-- WORK INSTRUCTIONS --
Reproduce every line of the listing below word for word, leaving out the pictures.

-- ENTRIES PROVIDED --
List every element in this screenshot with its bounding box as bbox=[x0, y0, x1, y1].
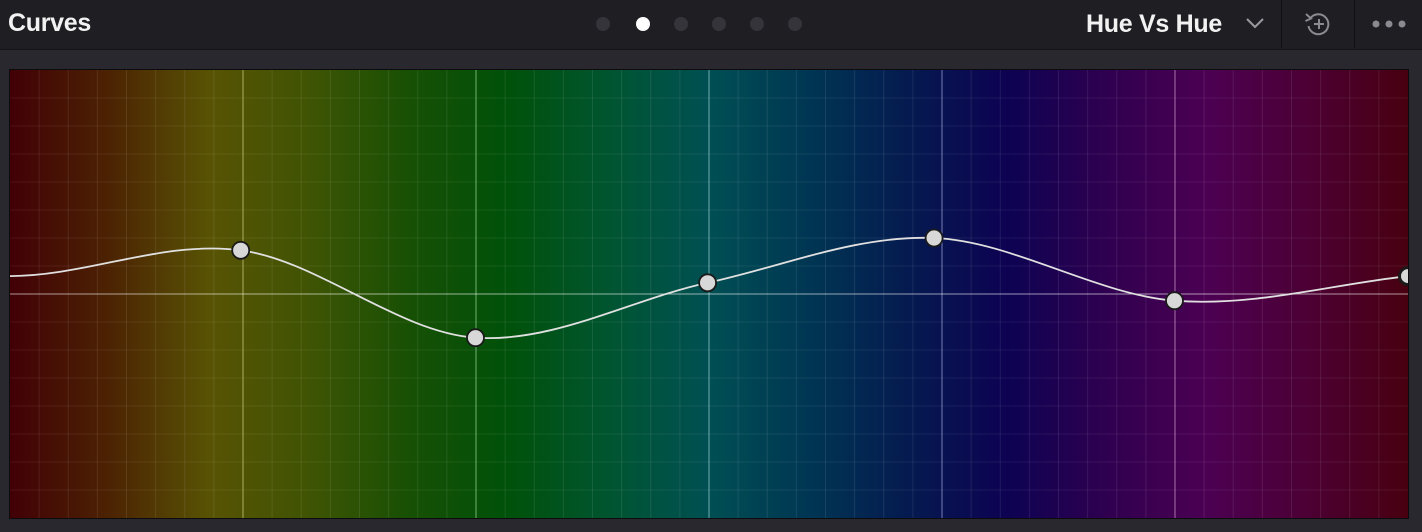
page-dot-3[interactable] bbox=[674, 17, 688, 31]
reset-button[interactable] bbox=[1282, 0, 1354, 48]
curve-control-point[interactable] bbox=[231, 240, 251, 260]
page-dot-1[interactable] bbox=[596, 17, 610, 31]
chevron-down-icon bbox=[1246, 18, 1264, 29]
page-dot-5[interactable] bbox=[750, 17, 764, 31]
hue-vs-hue-graph[interactable] bbox=[9, 69, 1409, 519]
page-dot-2-active[interactable] bbox=[636, 17, 650, 31]
curve-canvas[interactable] bbox=[10, 70, 1408, 518]
page-dot-4[interactable] bbox=[712, 17, 726, 31]
curves-panel-header: Curves Hue Vs Hue bbox=[0, 0, 1422, 50]
panel-title: Curves bbox=[8, 9, 91, 37]
reset-icon bbox=[1305, 13, 1330, 36]
curve-control-point[interactable] bbox=[1398, 266, 1409, 287]
page-dot-6[interactable] bbox=[788, 17, 802, 31]
curve-control-point[interactable] bbox=[698, 273, 717, 293]
more-options-button[interactable] bbox=[1355, 0, 1422, 48]
more-options-icon bbox=[1372, 20, 1406, 28]
curve-control-point[interactable] bbox=[1165, 291, 1184, 311]
curve-control-point[interactable] bbox=[466, 328, 485, 348]
curve-control-point[interactable] bbox=[924, 228, 944, 248]
curve-mode-label: Hue Vs Hue bbox=[1086, 10, 1222, 38]
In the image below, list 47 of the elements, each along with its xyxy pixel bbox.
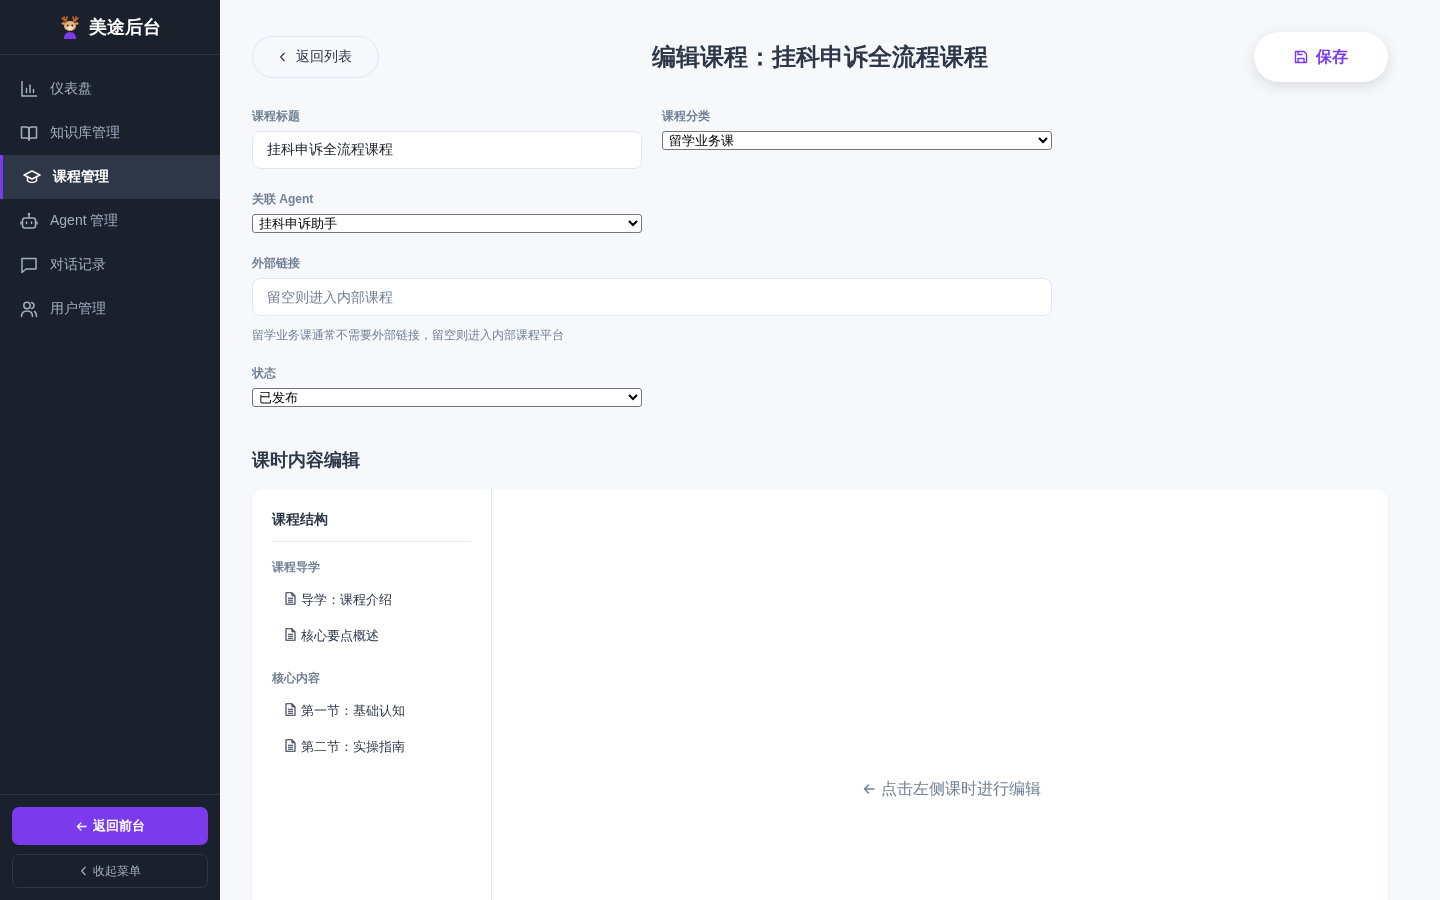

-- EXPECTED OUTPUT --
List every element in this screenshot with its bounding box as bbox=[x0, y0, x1, y1].
page-dot-3[interactable] bbox=[674, 17, 688, 31]
reset-button[interactable] bbox=[1282, 0, 1354, 48]
curve-control-point[interactable] bbox=[231, 240, 251, 260]
page-dot-1[interactable] bbox=[596, 17, 610, 31]
chevron-down-icon bbox=[1246, 18, 1264, 29]
page-dot-5[interactable] bbox=[750, 17, 764, 31]
hue-vs-hue-graph[interactable] bbox=[9, 69, 1409, 519]
page-dot-2-active[interactable] bbox=[636, 17, 650, 31]
curve-canvas[interactable] bbox=[10, 70, 1408, 518]
page-dot-4[interactable] bbox=[712, 17, 726, 31]
curves-panel-header: Curves Hue Vs Hue bbox=[0, 0, 1422, 50]
panel-title: Curves bbox=[8, 9, 91, 37]
reset-icon bbox=[1305, 13, 1330, 36]
curve-control-point[interactable] bbox=[1398, 266, 1409, 287]
page-dot-6[interactable] bbox=[788, 17, 802, 31]
curve-control-point[interactable] bbox=[698, 273, 717, 293]
more-options-button[interactable] bbox=[1355, 0, 1422, 48]
more-options-icon bbox=[1372, 20, 1406, 28]
curve-control-point[interactable] bbox=[1165, 291, 1184, 311]
curve-control-point[interactable] bbox=[466, 328, 485, 348]
curve-control-point[interactable] bbox=[924, 228, 944, 248]
curve-mode-label: Hue Vs Hue bbox=[1086, 10, 1222, 38]
In the image below, list 47 of the elements, each along with its xyxy pixel bbox.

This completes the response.